Tâches à réaliser
1/ Dans l'extrait sur le surendettement, de quelle clause la société de crédit se prévaut-elle ?
2/ Rédigez la suite de l'extrait sur le surendettement à partir de sa dernière phrase.

**** Extrait fourni

Le juge du surendettement ne peut connaitre d’une clause de réserve de propriété.

Jacques-Eric MARTINOT
Jacques-Eric MARTINOT - Avocat

 

SOURCE : Cass. Civ2., 24 septembre 2015, n°13-20996, n°1358 P+B+I

 

Saisie d’un dossier de surendettement, la commission homonyme déclare recevable le dossier qu’elle oriente vers un rétablissement personnel du débiteur en raison de la situation obérée de ce dernier.

 

A réception de l’avis de recevabilité et de la demande d’un décompte actualisé de la créance, une société de crédit forme un recours.

 

La société de crédit, ayant financé l’achat d’un véhicule automobile par les débiteurs, se prévaut de la clause de réserve de propriété figurant dans le contrat de vente.

********
**** Données fournies

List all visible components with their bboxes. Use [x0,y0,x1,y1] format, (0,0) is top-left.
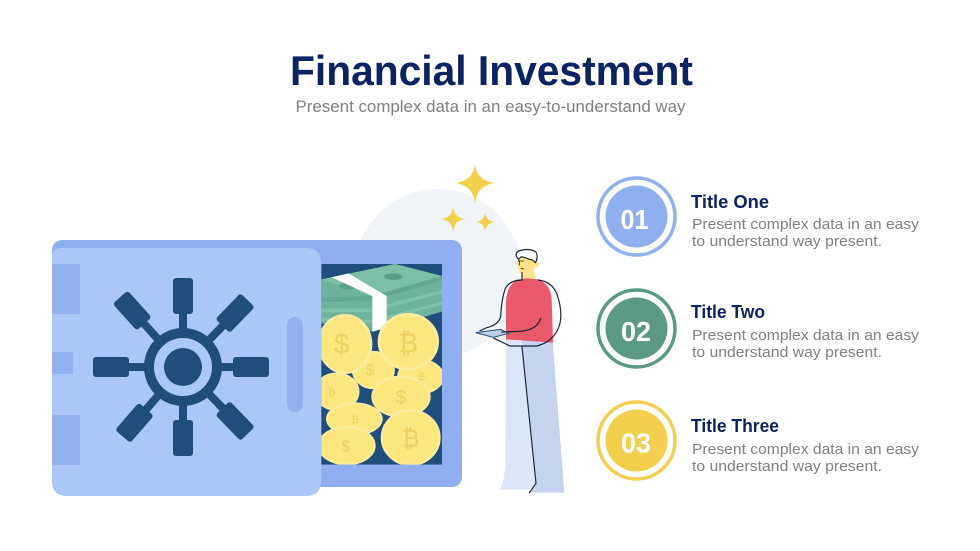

********

Réponses aux tâches
1/ De la clause de réserve de propriété figurant dans le contrat de vente.

2/
En effet, la clause de réserve de propriété permet non seulement à un créancier de s’assurer qu’il sera payé du prix de la chose vendue, mais également d’éviter le concours des autres créanciers. La chose vendue demeure la propriété du vendeur jusqu’au complet paiement du prix. Cette clause permet au créancier d’être, par la suite, subrogé dans les droits du vendeur ce qui permet la restitution du bien.

 

Bien que le juge déclare recevable la contestation formulée, il la rejettera au motif que la clause de réserve de propriété insérée au contrat n’a pas été établie par un acte notarié conformément à l’article 1250 du Code civil[1].

 

La société de crédit forme alors un pourvoi en cassation. Le créancier argue que la subrogation dans le bénéfice de la clause de réserve de propriété n’est soumise à aucun formalisme et que par conséquent, la sanction du non-respect du formalisme est l’inopposabilité aux tiers.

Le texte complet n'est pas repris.